Your instructions:
Every line of the material below should be repeated exactly.

(Figure contents as structured data)
....
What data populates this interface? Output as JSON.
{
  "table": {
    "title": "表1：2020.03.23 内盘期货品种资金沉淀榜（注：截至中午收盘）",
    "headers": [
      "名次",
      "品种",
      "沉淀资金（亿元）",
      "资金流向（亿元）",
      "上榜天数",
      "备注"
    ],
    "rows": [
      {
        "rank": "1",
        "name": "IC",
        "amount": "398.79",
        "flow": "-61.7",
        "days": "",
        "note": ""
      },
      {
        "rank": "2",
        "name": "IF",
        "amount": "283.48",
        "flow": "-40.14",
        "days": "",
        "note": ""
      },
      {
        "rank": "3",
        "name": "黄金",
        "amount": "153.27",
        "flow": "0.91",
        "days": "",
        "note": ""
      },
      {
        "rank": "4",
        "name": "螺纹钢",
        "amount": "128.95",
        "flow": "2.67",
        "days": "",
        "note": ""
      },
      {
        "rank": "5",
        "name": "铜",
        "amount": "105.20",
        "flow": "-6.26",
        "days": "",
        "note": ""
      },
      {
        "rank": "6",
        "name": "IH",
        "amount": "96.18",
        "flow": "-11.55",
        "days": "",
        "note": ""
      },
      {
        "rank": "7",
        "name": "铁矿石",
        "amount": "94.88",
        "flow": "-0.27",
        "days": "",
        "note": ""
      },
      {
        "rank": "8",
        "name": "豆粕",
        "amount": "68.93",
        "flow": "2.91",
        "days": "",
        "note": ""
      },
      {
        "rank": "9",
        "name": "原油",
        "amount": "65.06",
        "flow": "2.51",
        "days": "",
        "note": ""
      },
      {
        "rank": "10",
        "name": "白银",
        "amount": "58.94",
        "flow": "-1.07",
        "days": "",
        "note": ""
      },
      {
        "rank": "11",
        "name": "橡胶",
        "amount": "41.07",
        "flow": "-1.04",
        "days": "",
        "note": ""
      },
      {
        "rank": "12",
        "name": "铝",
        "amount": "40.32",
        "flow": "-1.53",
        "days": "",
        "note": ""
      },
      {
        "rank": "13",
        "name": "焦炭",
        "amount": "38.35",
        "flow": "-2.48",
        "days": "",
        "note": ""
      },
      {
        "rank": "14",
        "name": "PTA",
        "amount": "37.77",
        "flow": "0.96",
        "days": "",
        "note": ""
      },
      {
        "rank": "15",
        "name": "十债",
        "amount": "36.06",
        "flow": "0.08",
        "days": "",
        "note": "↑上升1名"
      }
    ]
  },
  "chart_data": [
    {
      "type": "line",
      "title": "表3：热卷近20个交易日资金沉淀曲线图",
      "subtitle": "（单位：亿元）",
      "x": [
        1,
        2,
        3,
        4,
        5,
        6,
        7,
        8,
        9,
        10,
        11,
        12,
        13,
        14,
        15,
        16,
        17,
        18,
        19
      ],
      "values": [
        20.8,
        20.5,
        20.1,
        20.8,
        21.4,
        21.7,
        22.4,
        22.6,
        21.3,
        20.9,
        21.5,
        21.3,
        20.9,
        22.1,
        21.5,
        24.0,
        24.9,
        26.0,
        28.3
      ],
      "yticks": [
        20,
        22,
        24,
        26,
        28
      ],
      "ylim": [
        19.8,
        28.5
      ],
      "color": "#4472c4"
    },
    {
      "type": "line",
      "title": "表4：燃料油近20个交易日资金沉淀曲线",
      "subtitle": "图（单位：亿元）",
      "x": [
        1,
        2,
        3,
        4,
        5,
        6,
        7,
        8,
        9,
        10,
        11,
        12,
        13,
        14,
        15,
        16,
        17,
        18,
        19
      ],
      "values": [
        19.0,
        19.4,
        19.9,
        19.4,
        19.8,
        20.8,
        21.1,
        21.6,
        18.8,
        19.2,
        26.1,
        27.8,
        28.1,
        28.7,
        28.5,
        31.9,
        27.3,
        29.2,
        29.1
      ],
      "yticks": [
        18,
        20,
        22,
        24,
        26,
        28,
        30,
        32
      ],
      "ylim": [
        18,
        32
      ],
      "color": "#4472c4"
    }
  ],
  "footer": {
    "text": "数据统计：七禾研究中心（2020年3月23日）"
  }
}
....
Worked answer:
What data populates this interface? Output as JSON.
{
  "table": {
    "title": "表1：2020.03.23 内盘期货品种资金沉淀榜（注：截至中午收盘）",
    "headers": [
      "名次",
      "品种",
      "沉淀资金（亿元）",
      "资金流向（亿元）",
      "上榜天数",
      "备注"
    ],
    "rows": [
      {
        "rank": "1",
        "name": "IC",
        "amount": "398.79",
        "flow": "-61.7",
        "days": "",
        "note": ""
      },
      {
        "rank": "2",
        "name": "IF",
        "amount": "283.48",
        "flow": "-40.14",
        "days": "",
        "note": ""
      },
      {
        "rank": "3",
        "name": "黄金",
        "amount": "153.27",
        "flow": "0.91",
        "days": "",
        "note": ""
      },
      {
        "rank": "4",
        "name": "螺纹钢",
        "amount": "128.95",
        "flow": "2.67",
        "days": "",
        "note": ""
      },
      {
        "rank": "5",
        "name": "铜",
        "amount": "105.20",
        "flow": "-6.26",
        "days": "",
        "note": ""
      },
      {
        "rank": "6",
        "name": "IH",
        "amount": "96.18",
        "flow": "-11.55",
        "days": "",
        "note": ""
      },
      {
        "rank": "7",
        "name": "铁矿石",
        "amount": "94.88",
        "flow": "-0.27",
        "days": "",
        "note": ""
      },
      {
        "rank": "8",
        "name": "豆粕",
        "amount": "68.93",
        "flow": "2.91",
        "days": "",
        "note": ""
      },
      {
        "rank": "9",
        "name": "原油",
        "amount": "65.06",
        "flow": "2.51",
        "days": "",
        "note": ""
      },
      {
        "rank": "10",
        "name": "白银",
        "amount": "58.94",
        "flow": "-1.07",
        "days": "",
        "note": ""
      },
      {
        "rank": "11",
        "name": "橡胶",
        "amount": "41.07",
        "flow": "-1.04",
        "days": "",
        "note": ""
      },
      {
        "rank": "12",
        "name": "铝",
        "amount": "40.32",
        "flow": "-1.53",
        "days": "",
        "note": ""
      },
      {
        "rank": "13",
        "name": "焦炭",
        "amount": "38.35",
        "flow": "-2.48",
        "days": "",
        "note": ""
      },
      {
        "rank": "14",
        "name": "PTA",
        "amount": "37.77",
        "flow": "0.96",
        "days": "",
        "note": ""
      },
      {
        "rank": "15",
        "name": "十债",
        "amount": "36.06",
        "flow": "0.08",
        "days": "",
        "note": "↑上升1名"
      }
    ]
  },
  "chart_data": [
    {
      "type": "line",
      "title": "表3：热卷近20个交易日资金沉淀曲线图",
      "subtitle": "（单位：亿元）",
      "x": [
        1,
        2,
        3,
        4,
        5,
        6,
        7,
        8,
        9,
        10,
        11,
        12,
        13,
        14,
        15,
        16,
        17,
        18,
        19
      ],
      "values": [
        20.8,
        20.5,
        20.1,
        20.8,
        21.4,
        21.7,
        22.4,
        22.6,
        21.3,
        20.9,
        21.5,
        21.3,
        20.9,
        22.1,
        21.5,
        24.0,
        24.9,
        26.0,
        28.3
      ],
      "yticks": [
        20,
        22,
        24,
        26,
        28
      ],
      "ylim": [
        19.8,
        28.5
      ],
      "color": "#4472c4"
    },
    {
      "type": "line",
      "title": "表4：燃料油近20个交易日资金沉淀曲线",
      "subtitle": "图（单位：亿元）",
      "x": [
        1,
        2,
        3,
        4,
        5,
        6,
        7,
        8,
        9,
        10,
        11,
        12,
        13,
        14,
        15,
        16,
        17,
        18,
        19
      ],
      "values": [
        19.0,
        19.4,
        19.9,
        19.4,
        19.8,
        20.8,
        21.1,
        21.6,
        18.8,
        19.2,
        26.1,
        27.8,
        28.1,
        28.7,
        28.5,
        31.9,
        27.3,
        29.2,
        29.1
      ],
      "yticks": [
        18,
        20,
        22,
        24,
        26,
        28,
        30,
        32
      ],
      "ylim": [
        18,
        32
      ],
      "color": "#4472c4"
    }
  ],
  "footer": {
    "text": "数据统计：七禾研究中心（2020年3月23日）"
  }
}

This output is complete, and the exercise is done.